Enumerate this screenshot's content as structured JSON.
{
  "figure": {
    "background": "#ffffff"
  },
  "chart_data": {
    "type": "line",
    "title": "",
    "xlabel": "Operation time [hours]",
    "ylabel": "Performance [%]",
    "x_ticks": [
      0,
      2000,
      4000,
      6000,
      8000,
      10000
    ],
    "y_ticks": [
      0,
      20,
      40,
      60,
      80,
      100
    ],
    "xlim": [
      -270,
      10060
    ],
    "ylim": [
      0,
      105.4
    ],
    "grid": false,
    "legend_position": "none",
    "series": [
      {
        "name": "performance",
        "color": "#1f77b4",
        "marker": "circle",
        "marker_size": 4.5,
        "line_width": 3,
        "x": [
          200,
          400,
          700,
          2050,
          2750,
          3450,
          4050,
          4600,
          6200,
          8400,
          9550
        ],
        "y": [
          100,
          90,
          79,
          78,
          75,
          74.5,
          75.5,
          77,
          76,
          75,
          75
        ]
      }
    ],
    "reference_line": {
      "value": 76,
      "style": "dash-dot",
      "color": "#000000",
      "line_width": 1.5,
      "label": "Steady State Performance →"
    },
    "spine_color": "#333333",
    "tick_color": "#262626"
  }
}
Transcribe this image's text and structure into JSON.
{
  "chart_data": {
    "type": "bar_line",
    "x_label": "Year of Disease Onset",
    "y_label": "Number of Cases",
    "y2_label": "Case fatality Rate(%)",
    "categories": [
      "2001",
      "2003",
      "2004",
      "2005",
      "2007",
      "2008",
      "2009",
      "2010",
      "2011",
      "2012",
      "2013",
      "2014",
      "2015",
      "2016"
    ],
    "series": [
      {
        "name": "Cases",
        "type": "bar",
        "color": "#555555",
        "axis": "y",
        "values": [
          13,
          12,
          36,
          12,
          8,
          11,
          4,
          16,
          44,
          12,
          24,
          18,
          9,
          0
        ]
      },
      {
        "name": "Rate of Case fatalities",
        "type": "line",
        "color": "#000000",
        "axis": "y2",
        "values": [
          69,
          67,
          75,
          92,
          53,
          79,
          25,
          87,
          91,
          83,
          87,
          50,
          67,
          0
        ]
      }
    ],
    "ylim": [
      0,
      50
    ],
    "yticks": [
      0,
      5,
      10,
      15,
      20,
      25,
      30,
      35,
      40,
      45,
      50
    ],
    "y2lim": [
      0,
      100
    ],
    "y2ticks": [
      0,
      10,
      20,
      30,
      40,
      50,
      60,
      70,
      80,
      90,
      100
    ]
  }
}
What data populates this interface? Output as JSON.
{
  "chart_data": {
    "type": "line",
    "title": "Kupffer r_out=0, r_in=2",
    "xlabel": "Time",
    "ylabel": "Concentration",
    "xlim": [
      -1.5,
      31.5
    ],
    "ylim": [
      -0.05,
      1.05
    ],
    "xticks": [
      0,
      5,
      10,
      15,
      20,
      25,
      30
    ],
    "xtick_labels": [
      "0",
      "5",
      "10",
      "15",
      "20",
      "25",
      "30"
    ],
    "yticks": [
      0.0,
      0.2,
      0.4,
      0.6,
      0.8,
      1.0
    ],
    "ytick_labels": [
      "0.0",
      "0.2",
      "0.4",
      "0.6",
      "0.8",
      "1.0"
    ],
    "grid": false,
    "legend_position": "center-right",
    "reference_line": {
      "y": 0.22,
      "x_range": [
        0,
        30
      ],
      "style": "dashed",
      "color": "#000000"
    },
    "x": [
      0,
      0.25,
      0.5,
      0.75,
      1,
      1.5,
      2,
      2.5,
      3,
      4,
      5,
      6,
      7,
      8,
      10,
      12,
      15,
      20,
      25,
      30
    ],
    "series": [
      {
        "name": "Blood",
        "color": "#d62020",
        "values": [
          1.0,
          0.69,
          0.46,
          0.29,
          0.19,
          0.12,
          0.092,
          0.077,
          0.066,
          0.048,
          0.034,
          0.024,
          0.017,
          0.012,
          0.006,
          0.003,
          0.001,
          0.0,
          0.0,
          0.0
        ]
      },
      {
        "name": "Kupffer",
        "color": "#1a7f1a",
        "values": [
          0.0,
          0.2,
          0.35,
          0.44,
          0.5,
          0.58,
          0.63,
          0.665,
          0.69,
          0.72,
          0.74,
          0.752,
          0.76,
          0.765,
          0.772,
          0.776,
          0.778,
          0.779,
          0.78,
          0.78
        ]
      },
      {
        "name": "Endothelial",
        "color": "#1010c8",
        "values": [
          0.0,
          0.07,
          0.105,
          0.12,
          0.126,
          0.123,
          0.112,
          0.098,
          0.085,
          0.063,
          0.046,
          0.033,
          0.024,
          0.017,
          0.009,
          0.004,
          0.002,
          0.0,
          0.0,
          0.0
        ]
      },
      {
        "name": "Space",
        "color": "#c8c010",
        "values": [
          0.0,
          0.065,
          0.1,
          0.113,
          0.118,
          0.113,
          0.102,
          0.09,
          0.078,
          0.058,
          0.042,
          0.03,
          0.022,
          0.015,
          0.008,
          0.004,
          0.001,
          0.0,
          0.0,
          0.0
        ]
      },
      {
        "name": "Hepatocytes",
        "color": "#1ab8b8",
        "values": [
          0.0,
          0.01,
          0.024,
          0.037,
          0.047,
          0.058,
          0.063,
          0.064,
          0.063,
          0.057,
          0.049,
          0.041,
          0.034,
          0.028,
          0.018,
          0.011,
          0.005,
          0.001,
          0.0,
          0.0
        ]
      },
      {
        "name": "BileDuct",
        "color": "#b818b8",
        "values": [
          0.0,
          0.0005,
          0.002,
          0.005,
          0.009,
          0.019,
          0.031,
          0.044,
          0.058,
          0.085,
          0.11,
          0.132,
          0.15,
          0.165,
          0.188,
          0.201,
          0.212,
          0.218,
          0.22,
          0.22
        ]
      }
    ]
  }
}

TASK STATEMENT —
Transcribe all of the material exactly. Omit nothing.

RESULT OF THIS TASK —
Enumerate this screenshot's content as structured JSON.
{
  "figure": {
    "background": "#ffffff"
  },
  "chart_data": {
    "type": "line",
    "title": "",
    "xlabel": "Operation time [hours]",
    "ylabel": "Performance [%]",
    "x_ticks": [
      0,
      2000,
      4000,
      6000,
      8000,
      10000
    ],
    "y_ticks": [
      0,
      20,
      40,
      60,
      80,
      100
    ],
    "xlim": [
      -270,
      10060
    ],
    "ylim": [
      0,
      105.4
    ],
    "grid": false,
    "legend_position": "none",
    "series": [
      {
        "name": "performance",
        "color": "#1f77b4",
        "marker": "circle",
        "marker_size": 4.5,
        "line_width": 3,
        "x": [
          200,
          400,
          700,
          2050,
          2750,
          3450,
          4050,
          4600,
          6200,
          8400,
          9550
        ],
        "y": [
          100,
          90,
          79,
          78,
          75,
          74.5,
          75.5,
          77,
          76,
          75,
          75
        ]
      }
    ],
    "reference_line": {
      "value": 76,
      "style": "dash-dot",
      "color": "#000000",
      "line_width": 1.5,
      "label": "Steady State Performance →"
    },
    "spine_color": "#333333",
    "tick_color": "#262626"
  }
}
Transcribe this image's text and structure into JSON.
{
  "chart_data": {
    "type": "bar_line",
    "x_label": "Year of Disease Onset",
    "y_label": "Number of Cases",
    "y2_label": "Case fatality Rate(%)",
    "categories": [
      "2001",
      "2003",
      "2004",
      "2005",
      "2007",
      "2008",
      "2009",
      "2010",
      "2011",
      "2012",
      "2013",
      "2014",
      "2015",
      "2016"
    ],
    "series": [
      {
        "name": "Cases",
        "type": "bar",
        "color": "#555555",
        "axis": "y",
        "values": [
          13,
          12,
          36,
          12,
          8,
          11,
          4,
          16,
          44,
          12,
          24,
          18,
          9,
          0
        ]
      },
      {
        "name": "Rate of Case fatalities",
        "type": "line",
        "color": "#000000",
        "axis": "y2",
        "values": [
          69,
          67,
          75,
          92,
          53,
          79,
          25,
          87,
          91,
          83,
          87,
          50,
          67,
          0
        ]
      }
    ],
    "ylim": [
      0,
      50
    ],
    "yticks": [
      0,
      5,
      10,
      15,
      20,
      25,
      30,
      35,
      40,
      45,
      50
    ],
    "y2lim": [
      0,
      100
    ],
    "y2ticks": [
      0,
      10,
      20,
      30,
      40,
      50,
      60,
      70,
      80,
      90,
      100
    ]
  }
}
What data populates this interface? Output as JSON.
{
  "chart_data": {
    "type": "line",
    "title": "Kupffer r_out=0, r_in=2",
    "xlabel": "Time",
    "ylabel": "Concentration",
    "xlim": [
      -1.5,
      31.5
    ],
    "ylim": [
      -0.05,
      1.05
    ],
    "xticks": [
      0,
      5,
      10,
      15,
      20,
      25,
      30
    ],
    "xtick_labels": [
      "0",
      "5",
      "10",
      "15",
      "20",
      "25",
      "30"
    ],
    "yticks": [
      0.0,
      0.2,
      0.4,
      0.6,
      0.8,
      1.0
    ],
    "ytick_labels": [
      "0.0",
      "0.2",
      "0.4",
      "0.6",
      "0.8",
      "1.0"
    ],
    "grid": false,
    "legend_position": "center-right",
    "reference_line": {
      "y": 0.22,
      "x_range": [
        0,
        30
      ],
      "style": "dashed",
      "color": "#000000"
    },
    "x": [
      0,
      0.25,
      0.5,
      0.75,
      1,
      1.5,
      2,
      2.5,
      3,
      4,
      5,
      6,
      7,
      8,
      10,
      12,
      15,
      20,
      25,
      30
    ],
    "series": [
      {
        "name": "Blood",
        "color": "#d62020",
        "values": [
          1.0,
          0.69,
          0.46,
          0.29,
          0.19,
          0.12,
          0.092,
          0.077,
          0.066,
          0.048,
          0.034,
          0.024,
          0.017,
          0.012,
          0.006,
          0.003,
          0.001,
          0.0,
          0.0,
          0.0
        ]
      },
      {
        "name": "Kupffer",
        "color": "#1a7f1a",
        "values": [
          0.0,
          0.2,
          0.35,
          0.44,
          0.5,
          0.58,
          0.63,
          0.665,
          0.69,
          0.72,
          0.74,
          0.752,
          0.76,
          0.765,
          0.772,
          0.776,
          0.778,
          0.779,
          0.78,
          0.78
        ]
      },
      {
        "name": "Endothelial",
        "color": "#1010c8",
        "values": [
          0.0,
          0.07,
          0.105,
          0.12,
          0.126,
          0.123,
          0.112,
          0.098,
          0.085,
          0.063,
          0.046,
          0.033,
          0.024,
          0.017,
          0.009,
          0.004,
          0.002,
          0.0,
          0.0,
          0.0
        ]
      },
      {
        "name": "Space",
        "color": "#c8c010",
        "values": [
          0.0,
          0.065,
          0.1,
          0.113,
          0.118,
          0.113,
          0.102,
          0.09,
          0.078,
          0.058,
          0.042,
          0.03,
          0.022,
          0.015,
          0.008,
          0.004,
          0.001,
          0.0,
          0.0,
          0.0
        ]
      },
      {
        "name": "Hepatocytes",
        "color": "#1ab8b8",
        "values": [
          0.0,
          0.01,
          0.024,
          0.037,
          0.047,
          0.058,
          0.063,
          0.064,
          0.063,
          0.057,
          0.049,
          0.041,
          0.034,
          0.028,
          0.018,
          0.011,
          0.005,
          0.001,
          0.0,
          0.0
        ]
      },
      {
        "name": "BileDuct",
        "color": "#b818b8",
        "values": [
          0.0,
          0.0005,
          0.002,
          0.005,
          0.009,
          0.019,
          0.031,
          0.044,
          0.058,
          0.085,
          0.11,
          0.132,
          0.15,
          0.165,
          0.188,
          0.201,
          0.212,
          0.218,
          0.22,
          0.22
        ]
      }
    ]
  }
}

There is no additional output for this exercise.